### WRITTEN TASK
Report, word for word, every line of the material that contains "text".

### EXTRACTED INFORMATION

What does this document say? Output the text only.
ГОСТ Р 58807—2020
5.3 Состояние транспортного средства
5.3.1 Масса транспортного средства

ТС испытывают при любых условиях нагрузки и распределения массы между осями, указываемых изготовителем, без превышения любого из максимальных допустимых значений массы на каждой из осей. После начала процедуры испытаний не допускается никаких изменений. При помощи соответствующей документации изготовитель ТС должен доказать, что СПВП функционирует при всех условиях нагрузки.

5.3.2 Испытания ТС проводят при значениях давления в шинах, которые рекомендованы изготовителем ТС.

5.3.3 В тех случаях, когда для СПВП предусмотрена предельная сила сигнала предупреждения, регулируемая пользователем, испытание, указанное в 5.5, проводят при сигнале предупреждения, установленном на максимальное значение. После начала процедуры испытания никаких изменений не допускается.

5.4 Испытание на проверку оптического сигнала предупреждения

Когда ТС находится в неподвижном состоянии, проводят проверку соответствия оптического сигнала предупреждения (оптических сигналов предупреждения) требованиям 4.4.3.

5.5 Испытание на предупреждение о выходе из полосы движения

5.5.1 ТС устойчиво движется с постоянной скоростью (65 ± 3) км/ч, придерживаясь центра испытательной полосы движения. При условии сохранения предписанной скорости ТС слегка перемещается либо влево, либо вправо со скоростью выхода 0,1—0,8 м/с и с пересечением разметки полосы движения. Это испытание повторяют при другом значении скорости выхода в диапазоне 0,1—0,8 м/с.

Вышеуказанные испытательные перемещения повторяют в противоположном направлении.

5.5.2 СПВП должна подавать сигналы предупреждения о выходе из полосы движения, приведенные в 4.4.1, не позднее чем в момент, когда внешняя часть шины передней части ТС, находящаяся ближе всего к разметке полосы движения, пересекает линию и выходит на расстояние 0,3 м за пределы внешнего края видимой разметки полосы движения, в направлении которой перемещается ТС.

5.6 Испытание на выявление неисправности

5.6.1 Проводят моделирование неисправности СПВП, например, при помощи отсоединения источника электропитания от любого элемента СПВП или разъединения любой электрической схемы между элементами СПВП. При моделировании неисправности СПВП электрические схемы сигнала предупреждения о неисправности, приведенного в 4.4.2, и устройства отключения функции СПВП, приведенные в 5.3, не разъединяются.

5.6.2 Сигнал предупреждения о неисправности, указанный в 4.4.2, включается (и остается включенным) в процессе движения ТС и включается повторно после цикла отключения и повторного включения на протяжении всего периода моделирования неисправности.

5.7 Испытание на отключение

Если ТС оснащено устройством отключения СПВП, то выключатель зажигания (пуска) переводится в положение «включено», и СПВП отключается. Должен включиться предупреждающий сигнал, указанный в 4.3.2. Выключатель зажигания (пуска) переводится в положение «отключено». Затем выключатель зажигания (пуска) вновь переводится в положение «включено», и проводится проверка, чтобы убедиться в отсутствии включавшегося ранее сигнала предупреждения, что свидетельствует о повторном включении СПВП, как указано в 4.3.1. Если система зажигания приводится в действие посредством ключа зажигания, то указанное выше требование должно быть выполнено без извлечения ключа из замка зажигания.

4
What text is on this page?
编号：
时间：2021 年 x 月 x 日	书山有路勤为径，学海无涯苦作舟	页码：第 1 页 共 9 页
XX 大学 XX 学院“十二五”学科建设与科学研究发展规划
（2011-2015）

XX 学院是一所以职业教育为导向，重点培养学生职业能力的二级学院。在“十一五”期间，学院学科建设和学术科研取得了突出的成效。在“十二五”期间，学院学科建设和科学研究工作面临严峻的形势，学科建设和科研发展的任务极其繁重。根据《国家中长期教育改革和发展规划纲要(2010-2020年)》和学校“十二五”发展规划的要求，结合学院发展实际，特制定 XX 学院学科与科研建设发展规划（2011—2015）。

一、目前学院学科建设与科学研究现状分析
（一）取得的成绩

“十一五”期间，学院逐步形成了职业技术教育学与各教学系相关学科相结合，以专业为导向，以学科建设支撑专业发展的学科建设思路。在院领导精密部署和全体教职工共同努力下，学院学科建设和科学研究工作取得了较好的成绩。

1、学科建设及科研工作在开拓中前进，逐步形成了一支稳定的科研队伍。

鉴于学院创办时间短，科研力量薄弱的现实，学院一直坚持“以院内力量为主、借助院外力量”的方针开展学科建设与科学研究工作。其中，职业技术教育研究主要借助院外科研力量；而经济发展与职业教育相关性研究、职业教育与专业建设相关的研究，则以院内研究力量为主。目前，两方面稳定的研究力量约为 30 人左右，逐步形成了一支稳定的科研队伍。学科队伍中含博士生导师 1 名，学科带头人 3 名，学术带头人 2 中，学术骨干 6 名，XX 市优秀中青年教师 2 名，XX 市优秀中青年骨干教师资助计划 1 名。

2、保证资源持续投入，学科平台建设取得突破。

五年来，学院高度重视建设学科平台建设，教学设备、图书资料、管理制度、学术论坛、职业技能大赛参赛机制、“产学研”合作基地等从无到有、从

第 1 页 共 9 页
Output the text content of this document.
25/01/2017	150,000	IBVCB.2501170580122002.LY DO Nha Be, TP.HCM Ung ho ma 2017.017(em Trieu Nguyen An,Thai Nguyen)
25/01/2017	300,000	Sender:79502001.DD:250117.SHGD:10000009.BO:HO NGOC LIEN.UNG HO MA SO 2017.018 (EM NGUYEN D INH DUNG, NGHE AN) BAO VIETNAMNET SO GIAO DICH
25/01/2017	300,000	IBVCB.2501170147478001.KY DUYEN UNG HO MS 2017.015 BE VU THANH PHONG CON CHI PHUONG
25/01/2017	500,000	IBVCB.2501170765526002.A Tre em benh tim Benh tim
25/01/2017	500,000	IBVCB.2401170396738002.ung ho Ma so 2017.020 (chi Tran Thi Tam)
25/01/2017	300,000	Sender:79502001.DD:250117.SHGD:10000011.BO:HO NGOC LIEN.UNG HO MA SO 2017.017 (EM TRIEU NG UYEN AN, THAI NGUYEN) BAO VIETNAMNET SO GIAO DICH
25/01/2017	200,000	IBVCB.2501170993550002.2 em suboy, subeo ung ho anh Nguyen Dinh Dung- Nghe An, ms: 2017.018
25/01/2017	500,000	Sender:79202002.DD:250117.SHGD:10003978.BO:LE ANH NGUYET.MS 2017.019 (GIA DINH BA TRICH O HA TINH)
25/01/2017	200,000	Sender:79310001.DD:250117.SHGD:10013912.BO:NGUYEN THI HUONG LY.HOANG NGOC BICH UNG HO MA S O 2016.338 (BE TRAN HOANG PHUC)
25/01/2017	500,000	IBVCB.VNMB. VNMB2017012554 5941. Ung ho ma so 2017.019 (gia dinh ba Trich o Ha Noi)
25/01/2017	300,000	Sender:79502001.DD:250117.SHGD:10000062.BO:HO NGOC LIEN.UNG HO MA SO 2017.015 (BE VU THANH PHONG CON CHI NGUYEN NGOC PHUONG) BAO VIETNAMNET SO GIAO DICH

### EXPECTED ANSWER
What does this document say? Output the text only.
What text is on this page?
Output the text content of this document.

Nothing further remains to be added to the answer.